* _What the task requires_
Lines holding the string "style" are the ones to copy; find them all in the data.

* _Extracted entries_
────────
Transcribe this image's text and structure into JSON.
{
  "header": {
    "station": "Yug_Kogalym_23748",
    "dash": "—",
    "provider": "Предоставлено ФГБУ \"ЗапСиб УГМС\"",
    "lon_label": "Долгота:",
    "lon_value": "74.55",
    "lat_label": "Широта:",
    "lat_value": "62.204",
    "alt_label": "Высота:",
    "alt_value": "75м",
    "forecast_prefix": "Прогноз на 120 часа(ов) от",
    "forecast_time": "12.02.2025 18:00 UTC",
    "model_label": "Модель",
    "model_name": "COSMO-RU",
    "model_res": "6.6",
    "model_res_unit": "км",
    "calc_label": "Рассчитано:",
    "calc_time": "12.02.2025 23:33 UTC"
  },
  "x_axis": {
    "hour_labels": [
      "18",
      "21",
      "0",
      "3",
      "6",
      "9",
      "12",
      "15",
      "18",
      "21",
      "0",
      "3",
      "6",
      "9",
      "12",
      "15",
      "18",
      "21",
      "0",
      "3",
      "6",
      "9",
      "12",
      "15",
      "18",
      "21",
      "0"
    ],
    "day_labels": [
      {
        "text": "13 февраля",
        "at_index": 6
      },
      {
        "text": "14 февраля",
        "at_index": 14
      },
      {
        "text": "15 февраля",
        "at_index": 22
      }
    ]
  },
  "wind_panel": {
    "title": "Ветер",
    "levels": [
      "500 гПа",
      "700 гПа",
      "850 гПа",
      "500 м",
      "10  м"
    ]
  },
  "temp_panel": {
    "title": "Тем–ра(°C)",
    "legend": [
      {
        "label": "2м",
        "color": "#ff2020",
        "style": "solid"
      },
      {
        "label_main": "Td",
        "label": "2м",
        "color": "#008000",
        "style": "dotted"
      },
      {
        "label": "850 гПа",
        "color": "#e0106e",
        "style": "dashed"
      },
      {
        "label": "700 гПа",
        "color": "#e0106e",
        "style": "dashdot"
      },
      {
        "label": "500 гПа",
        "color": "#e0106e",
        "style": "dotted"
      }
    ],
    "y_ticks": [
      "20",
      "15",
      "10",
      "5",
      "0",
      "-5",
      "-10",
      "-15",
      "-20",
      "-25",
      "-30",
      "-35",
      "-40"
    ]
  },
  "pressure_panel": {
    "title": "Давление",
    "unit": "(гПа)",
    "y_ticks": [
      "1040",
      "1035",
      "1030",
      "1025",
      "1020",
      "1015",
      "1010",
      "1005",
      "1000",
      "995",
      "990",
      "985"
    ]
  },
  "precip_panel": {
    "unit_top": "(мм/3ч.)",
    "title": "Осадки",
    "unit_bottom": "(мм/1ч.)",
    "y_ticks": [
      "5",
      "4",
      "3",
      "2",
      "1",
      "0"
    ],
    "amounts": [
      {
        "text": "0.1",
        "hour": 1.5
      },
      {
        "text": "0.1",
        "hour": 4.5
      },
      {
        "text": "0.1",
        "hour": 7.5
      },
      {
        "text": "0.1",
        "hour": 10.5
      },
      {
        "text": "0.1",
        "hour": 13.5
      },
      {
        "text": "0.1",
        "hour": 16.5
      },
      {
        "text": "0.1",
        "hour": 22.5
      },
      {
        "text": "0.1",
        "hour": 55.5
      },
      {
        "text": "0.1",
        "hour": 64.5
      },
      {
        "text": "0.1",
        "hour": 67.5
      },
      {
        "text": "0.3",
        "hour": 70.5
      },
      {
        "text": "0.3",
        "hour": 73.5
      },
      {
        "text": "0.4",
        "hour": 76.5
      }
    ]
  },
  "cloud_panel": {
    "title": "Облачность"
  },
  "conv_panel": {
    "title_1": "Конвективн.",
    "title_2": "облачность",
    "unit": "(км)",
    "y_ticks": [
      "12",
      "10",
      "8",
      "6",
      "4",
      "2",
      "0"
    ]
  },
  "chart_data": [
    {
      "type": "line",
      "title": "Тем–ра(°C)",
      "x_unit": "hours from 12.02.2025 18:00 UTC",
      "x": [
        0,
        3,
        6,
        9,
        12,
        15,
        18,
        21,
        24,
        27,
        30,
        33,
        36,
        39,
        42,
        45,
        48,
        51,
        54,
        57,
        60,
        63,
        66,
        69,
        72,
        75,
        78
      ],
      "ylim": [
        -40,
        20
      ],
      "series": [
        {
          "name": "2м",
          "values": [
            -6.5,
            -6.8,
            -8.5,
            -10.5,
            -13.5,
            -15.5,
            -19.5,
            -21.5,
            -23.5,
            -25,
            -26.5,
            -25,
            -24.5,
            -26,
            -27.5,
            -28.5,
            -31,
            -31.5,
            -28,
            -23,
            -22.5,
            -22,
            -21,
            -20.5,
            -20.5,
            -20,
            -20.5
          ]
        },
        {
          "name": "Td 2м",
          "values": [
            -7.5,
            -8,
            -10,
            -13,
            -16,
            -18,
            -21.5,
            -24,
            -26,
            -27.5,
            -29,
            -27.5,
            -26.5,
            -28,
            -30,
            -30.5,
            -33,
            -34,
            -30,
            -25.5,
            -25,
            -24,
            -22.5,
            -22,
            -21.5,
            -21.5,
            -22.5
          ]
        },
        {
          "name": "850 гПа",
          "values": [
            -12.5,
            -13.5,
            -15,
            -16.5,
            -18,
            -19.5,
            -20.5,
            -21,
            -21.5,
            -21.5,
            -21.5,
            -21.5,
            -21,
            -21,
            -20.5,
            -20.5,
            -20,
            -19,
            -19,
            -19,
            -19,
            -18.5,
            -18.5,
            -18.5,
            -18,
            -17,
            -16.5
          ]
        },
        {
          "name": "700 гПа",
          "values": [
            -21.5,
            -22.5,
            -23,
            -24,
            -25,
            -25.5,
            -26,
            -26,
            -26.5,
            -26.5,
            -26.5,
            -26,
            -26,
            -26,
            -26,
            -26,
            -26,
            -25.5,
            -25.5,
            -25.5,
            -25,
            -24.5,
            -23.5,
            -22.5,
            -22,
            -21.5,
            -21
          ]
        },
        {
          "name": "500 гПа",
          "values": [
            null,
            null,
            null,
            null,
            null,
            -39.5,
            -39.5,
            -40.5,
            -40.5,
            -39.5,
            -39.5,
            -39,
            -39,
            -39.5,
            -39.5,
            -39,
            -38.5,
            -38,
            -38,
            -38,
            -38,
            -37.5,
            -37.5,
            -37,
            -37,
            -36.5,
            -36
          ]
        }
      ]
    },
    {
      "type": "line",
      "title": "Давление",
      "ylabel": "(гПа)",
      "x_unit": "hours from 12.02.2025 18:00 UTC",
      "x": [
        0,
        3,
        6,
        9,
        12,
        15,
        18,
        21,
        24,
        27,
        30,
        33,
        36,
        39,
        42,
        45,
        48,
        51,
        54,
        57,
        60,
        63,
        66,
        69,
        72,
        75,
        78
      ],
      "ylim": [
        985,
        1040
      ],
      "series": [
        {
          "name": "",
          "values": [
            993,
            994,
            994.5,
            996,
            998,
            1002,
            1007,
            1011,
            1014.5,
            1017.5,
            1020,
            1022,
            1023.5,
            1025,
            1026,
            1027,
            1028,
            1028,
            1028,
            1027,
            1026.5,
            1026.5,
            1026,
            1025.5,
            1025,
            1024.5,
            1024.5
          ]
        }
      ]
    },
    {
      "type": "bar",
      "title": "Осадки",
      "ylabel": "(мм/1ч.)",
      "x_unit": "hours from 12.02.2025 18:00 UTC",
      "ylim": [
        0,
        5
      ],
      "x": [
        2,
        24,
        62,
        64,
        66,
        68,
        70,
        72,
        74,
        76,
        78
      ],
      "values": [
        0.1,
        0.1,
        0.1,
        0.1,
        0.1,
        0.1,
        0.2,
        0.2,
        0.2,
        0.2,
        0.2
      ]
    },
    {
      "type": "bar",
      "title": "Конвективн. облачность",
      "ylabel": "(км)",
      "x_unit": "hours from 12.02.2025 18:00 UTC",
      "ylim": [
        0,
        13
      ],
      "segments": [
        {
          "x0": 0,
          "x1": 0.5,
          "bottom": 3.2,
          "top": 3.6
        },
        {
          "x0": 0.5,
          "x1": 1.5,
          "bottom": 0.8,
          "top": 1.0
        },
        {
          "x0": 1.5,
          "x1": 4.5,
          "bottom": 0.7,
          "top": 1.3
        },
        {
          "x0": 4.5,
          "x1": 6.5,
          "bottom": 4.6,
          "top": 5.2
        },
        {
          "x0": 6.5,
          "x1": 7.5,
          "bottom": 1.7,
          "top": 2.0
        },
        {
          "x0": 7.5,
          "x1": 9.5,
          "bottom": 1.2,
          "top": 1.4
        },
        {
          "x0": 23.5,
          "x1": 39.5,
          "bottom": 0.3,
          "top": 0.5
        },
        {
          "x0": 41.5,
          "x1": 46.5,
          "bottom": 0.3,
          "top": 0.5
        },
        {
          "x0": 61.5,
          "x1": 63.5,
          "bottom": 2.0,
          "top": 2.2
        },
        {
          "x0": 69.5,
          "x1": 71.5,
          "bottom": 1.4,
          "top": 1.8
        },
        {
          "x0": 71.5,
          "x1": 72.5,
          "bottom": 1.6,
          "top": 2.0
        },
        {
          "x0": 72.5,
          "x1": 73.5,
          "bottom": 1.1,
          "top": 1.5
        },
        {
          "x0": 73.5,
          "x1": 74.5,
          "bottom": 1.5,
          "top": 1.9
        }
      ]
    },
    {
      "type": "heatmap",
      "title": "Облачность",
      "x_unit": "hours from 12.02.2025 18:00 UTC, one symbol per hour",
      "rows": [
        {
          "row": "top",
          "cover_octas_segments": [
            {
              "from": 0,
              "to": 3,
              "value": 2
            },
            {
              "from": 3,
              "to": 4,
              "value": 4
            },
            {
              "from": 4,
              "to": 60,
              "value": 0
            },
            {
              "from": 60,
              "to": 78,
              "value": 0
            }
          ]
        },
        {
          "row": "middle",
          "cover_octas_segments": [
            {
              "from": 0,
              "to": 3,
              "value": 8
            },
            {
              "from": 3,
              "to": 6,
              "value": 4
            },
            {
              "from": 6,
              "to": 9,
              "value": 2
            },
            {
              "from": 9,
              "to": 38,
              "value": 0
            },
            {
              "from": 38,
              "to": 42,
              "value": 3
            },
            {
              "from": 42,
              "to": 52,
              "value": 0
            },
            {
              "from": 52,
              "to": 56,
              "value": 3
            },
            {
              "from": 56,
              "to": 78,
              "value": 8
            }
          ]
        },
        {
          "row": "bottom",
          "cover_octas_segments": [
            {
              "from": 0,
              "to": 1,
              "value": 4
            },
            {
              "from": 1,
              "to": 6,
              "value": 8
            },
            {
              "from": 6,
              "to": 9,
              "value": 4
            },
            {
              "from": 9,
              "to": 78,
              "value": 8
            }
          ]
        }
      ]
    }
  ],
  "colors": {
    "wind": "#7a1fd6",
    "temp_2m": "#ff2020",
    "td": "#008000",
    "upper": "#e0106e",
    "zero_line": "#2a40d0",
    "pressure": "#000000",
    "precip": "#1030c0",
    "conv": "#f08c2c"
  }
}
────────
* _Output_
        "style": "solid"
        "style": "dotted"
        "style": "dashed"
        "style": "dashdot"
        "style": "dotted"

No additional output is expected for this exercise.